::: Records for the exercise :::

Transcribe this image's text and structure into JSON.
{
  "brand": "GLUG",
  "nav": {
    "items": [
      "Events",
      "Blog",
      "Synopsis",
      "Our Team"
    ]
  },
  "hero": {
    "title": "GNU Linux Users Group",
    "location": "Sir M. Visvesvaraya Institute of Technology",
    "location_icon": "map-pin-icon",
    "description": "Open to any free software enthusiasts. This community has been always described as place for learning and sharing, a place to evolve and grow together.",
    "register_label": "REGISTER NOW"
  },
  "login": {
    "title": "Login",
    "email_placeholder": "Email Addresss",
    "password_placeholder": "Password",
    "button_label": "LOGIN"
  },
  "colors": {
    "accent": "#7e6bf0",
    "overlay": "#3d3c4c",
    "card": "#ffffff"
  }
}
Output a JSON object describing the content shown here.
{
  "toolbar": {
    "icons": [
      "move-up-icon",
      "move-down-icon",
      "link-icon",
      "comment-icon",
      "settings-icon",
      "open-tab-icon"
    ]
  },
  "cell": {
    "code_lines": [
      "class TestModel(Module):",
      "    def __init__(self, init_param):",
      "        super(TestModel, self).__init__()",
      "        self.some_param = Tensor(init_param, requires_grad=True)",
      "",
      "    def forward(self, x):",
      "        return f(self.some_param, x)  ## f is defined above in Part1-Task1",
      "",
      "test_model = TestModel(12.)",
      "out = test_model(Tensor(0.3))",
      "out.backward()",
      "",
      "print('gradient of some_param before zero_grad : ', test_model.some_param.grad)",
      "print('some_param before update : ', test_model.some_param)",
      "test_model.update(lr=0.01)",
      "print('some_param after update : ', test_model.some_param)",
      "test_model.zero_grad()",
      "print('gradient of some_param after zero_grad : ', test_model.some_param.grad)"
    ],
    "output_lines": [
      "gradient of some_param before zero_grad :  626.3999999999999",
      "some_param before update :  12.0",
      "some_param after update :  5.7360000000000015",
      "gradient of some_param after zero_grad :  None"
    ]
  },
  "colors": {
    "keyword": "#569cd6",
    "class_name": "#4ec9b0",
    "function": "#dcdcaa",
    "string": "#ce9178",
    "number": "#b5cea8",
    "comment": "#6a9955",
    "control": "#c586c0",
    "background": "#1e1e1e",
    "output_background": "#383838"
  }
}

:::

Every entry must be quoted exactly as it appears above.

Transcribe this image's text and structure into JSON.
{
  "brand": "GLUG",
  "nav": {
    "items": [
      "Events",
      "Blog",
      "Synopsis",
      "Our Team"
    ]
  },
  "hero": {
    "title": "GNU Linux Users Group",
    "location": "Sir M. Visvesvaraya Institute of Technology",
    "location_icon": "map-pin-icon",
    "description": "Open to any free software enthusiasts. This community has been always described as place for learning and sharing, a place to evolve and grow together.",
    "register_label": "REGISTER NOW"
  },
  "login": {
    "title": "Login",
    "email_placeholder": "Email Addresss",
    "password_placeholder": "Password",
    "button_label": "LOGIN"
  },
  "colors": {
    "accent": "#7e6bf0",
    "overlay": "#3d3c4c",
    "card": "#ffffff"
  }
}
Output a JSON object describing the content shown here.
{
  "toolbar": {
    "icons": [
      "move-up-icon",
      "move-down-icon",
      "link-icon",
      "comment-icon",
      "settings-icon",
      "open-tab-icon"
    ]
  },
  "cell": {
    "code_lines": [
      "class TestModel(Module):",
      "    def __init__(self, init_param):",
      "        super(TestModel, self).__init__()",
      "        self.some_param = Tensor(init_param, requires_grad=True)",
      "",
      "    def forward(self, x):",
      "        return f(self.some_param, x)  ## f is defined above in Part1-Task1",
      "",
      "test_model = TestModel(12.)",
      "out = test_model(Tensor(0.3))",
      "out.backward()",
      "",
      "print('gradient of some_param before zero_grad : ', test_model.some_param.grad)",
      "print('some_param before update : ', test_model.some_param)",
      "test_model.update(lr=0.01)",
      "print('some_param after update : ', test_model.some_param)",
      "test_model.zero_grad()",
      "print('gradient of some_param after zero_grad : ', test_model.some_param.grad)"
    ],
    "output_lines": [
      "gradient of some_param before zero_grad :  626.3999999999999",
      "some_param before update :  12.0",
      "some_param after update :  5.7360000000000015",
      "gradient of some_param after zero_grad :  None"
    ]
  },
  "colors": {
    "keyword": "#569cd6",
    "class_name": "#4ec9b0",
    "function": "#dcdcaa",
    "string": "#ce9178",
    "number": "#b5cea8",
    "comment": "#6a9955",
    "control": "#c586c0",
    "background": "#1e1e1e",
    "output_background": "#383838"
  }
}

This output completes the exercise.